• Task requirements
Gather the lines below that include the string "name", copying each in full.

• Material for this task
=======

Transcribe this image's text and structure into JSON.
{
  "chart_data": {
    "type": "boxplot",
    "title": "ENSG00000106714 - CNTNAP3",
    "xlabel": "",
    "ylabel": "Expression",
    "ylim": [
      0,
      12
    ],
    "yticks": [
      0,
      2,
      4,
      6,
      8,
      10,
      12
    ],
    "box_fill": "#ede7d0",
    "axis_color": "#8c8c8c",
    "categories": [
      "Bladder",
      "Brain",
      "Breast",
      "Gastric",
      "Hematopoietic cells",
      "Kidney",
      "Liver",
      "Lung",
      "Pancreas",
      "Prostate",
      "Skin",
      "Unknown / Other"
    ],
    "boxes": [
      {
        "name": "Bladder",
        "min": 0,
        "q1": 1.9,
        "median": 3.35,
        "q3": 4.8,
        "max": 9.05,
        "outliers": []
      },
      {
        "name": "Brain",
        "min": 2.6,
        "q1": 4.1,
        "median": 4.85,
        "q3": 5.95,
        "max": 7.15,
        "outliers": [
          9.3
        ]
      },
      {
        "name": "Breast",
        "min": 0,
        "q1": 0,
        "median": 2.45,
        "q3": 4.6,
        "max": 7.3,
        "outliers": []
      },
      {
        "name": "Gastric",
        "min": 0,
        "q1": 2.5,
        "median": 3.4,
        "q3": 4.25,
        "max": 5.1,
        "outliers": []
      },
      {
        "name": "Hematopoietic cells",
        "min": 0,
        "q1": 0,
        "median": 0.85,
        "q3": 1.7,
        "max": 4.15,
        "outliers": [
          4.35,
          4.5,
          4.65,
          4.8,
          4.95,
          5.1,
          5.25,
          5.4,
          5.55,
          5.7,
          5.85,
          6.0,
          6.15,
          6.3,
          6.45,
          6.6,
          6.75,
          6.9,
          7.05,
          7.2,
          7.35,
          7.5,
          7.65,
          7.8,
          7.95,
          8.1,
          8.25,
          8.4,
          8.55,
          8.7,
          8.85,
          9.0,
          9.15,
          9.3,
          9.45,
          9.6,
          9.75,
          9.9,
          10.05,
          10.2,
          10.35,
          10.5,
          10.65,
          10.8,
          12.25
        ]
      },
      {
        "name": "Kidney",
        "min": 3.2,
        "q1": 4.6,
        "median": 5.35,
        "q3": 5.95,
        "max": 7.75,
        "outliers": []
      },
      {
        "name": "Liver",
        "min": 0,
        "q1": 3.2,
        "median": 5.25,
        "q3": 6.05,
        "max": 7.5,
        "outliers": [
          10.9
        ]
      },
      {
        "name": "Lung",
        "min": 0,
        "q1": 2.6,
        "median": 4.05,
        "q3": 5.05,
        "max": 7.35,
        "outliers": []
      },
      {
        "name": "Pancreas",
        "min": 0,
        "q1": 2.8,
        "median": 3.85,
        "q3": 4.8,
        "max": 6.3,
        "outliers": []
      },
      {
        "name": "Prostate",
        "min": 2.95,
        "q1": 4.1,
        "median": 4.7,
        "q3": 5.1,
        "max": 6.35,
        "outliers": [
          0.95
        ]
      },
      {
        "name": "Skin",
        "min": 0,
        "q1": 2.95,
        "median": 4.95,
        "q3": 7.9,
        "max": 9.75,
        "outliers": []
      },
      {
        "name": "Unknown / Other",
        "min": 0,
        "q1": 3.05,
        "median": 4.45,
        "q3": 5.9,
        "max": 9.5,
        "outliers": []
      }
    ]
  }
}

=======

• Task solution
        "name": "Bladder",
        "name": "Brain",
        "name": "Breast",
        "name": "Gastric",
        "name": "Hematopoietic cells",
        "name": "Kidney",
        "name": "Liver",
        "name": "Lung",
        "name": "Pancreas",
        "name": "Prostate",
        "name": "Skin",
        "name": "Unknown / Other",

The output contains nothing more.